Output exactly, please, the lines of the records below from the one containing "What's the underlying" through the final line.
# START OF ITEMS
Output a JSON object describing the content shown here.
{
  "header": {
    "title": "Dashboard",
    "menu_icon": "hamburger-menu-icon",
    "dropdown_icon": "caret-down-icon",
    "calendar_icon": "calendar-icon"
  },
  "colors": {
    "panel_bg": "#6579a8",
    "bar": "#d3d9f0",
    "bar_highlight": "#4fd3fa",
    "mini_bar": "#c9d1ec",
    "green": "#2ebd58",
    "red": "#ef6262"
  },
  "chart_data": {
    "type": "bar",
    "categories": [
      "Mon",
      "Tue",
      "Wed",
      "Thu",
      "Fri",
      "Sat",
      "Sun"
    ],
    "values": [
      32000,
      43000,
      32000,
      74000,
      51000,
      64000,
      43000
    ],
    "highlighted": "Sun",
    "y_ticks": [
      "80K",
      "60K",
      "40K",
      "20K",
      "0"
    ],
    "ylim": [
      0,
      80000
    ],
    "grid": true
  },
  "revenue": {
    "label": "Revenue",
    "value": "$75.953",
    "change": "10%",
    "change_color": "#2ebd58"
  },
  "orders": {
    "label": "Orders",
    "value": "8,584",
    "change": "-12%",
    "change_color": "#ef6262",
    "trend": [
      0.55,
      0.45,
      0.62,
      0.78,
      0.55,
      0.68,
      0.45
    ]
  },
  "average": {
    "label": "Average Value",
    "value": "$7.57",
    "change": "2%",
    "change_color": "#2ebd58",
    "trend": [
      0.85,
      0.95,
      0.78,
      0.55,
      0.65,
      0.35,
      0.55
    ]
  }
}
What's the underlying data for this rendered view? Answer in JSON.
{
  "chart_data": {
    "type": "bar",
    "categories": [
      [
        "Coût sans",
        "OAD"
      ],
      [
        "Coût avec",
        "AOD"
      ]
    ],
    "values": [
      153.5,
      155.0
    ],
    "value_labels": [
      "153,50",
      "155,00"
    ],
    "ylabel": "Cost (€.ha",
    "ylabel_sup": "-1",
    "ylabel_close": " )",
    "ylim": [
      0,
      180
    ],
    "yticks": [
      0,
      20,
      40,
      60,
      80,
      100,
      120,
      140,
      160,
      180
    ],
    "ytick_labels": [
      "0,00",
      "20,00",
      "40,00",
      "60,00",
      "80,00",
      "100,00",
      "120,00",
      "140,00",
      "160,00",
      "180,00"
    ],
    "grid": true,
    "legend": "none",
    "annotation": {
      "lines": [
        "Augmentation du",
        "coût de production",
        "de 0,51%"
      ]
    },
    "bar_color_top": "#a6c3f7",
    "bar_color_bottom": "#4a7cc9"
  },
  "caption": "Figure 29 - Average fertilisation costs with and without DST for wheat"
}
# END OF ITEMS
ANSWER FOR THIS EXERCISE ▸
What's the underlying data for this rendered view? Answer in JSON.
{
  "chart_data": {
    "type": "bar",
    "categories": [
      [
        "Coût sans",
        "OAD"
      ],
      [
        "Coût avec",
        "AOD"
      ]
    ],
    "values": [
      153.5,
      155.0
    ],
    "value_labels": [
      "153,50",
      "155,00"
    ],
    "ylabel": "Cost (€.ha",
    "ylabel_sup": "-1",
    "ylabel_close": " )",
    "ylim": [
      0,
      180
    ],
    "yticks": [
      0,
      20,
      40,
      60,
      80,
      100,
      120,
      140,
      160,
      180
    ],
    "ytick_labels": [
      "0,00",
      "20,00",
      "40,00",
      "60,00",
      "80,00",
      "100,00",
      "120,00",
      "140,00",
      "160,00",
      "180,00"
    ],
    "grid": true,
    "legend": "none",
    "annotation": {
      "lines": [
        "Augmentation du",
        "coût de production",
        "de 0,51%"
      ]
    },
    "bar_color_top": "#a6c3f7",
    "bar_color_bottom": "#4a7cc9"
  },
  "caption": "Figure 29 - Average fertilisation costs with and without DST for wheat"
}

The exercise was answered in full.